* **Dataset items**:

■ ■ ■ ■

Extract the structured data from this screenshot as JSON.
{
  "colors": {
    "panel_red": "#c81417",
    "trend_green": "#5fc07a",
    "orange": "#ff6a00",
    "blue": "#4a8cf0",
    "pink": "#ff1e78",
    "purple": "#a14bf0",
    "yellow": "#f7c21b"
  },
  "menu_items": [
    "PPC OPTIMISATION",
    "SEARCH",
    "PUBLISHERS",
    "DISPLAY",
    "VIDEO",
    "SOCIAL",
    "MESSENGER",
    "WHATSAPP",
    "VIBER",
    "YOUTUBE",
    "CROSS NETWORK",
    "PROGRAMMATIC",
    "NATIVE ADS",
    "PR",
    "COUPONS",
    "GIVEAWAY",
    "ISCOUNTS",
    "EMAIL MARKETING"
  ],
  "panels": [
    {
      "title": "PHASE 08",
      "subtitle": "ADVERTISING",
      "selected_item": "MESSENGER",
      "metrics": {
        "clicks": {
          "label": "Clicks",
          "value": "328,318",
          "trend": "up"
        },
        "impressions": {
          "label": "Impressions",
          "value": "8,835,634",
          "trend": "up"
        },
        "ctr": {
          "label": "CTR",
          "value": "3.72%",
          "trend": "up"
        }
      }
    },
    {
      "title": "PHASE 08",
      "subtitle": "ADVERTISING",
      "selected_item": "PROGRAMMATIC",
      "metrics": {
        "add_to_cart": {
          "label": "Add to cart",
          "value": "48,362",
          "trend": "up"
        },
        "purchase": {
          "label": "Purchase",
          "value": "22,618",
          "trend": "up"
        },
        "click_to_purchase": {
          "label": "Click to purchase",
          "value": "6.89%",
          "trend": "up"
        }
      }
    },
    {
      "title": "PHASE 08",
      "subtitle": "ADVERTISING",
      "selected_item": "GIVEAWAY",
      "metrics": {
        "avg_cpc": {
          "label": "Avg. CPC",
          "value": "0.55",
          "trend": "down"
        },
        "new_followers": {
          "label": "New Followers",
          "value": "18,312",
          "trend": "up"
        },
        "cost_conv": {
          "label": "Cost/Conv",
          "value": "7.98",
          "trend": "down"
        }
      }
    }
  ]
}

■ ■ ■ ■

Write out all the data again, exactly as it appears.

Extract the structured data from this screenshot as JSON.
{
  "colors": {
    "panel_red": "#c81417",
    "trend_green": "#5fc07a",
    "orange": "#ff6a00",
    "blue": "#4a8cf0",
    "pink": "#ff1e78",
    "purple": "#a14bf0",
    "yellow": "#f7c21b"
  },
  "menu_items": [
    "PPC OPTIMISATION",
    "SEARCH",
    "PUBLISHERS",
    "DISPLAY",
    "VIDEO",
    "SOCIAL",
    "MESSENGER",
    "WHATSAPP",
    "VIBER",
    "YOUTUBE",
    "CROSS NETWORK",
    "PROGRAMMATIC",
    "NATIVE ADS",
    "PR",
    "COUPONS",
    "GIVEAWAY",
    "ISCOUNTS",
    "EMAIL MARKETING"
  ],
  "panels": [
    {
      "title": "PHASE 08",
      "subtitle": "ADVERTISING",
      "selected_item": "MESSENGER",
      "metrics": {
        "clicks": {
          "label": "Clicks",
          "value": "328,318",
          "trend": "up"
        },
        "impressions": {
          "label": "Impressions",
          "value": "8,835,634",
          "trend": "up"
        },
        "ctr": {
          "label": "CTR",
          "value": "3.72%",
          "trend": "up"
        }
      }
    },
    {
      "title": "PHASE 08",
      "subtitle": "ADVERTISING",
      "selected_item": "PROGRAMMATIC",
      "metrics": {
        "add_to_cart": {
          "label": "Add to cart",
          "value": "48,362",
          "trend": "up"
        },
        "purchase": {
          "label": "Purchase",
          "value": "22,618",
          "trend": "up"
        },
        "click_to_purchase": {
          "label": "Click to purchase",
          "value": "6.89%",
          "trend": "up"
        }
      }
    },
    {
      "title": "PHASE 08",
      "subtitle": "ADVERTISING",
      "selected_item": "GIVEAWAY",
      "metrics": {
        "avg_cpc": {
          "label": "Avg. CPC",
          "value": "0.55",
          "trend": "down"
        },
        "new_followers": {
          "label": "New Followers",
          "value": "18,312",
          "trend": "up"
        },
        "cost_conv": {
          "label": "Cost/Conv",
          "value": "7.98",
          "trend": "down"
        }
      }
    }
  ]
}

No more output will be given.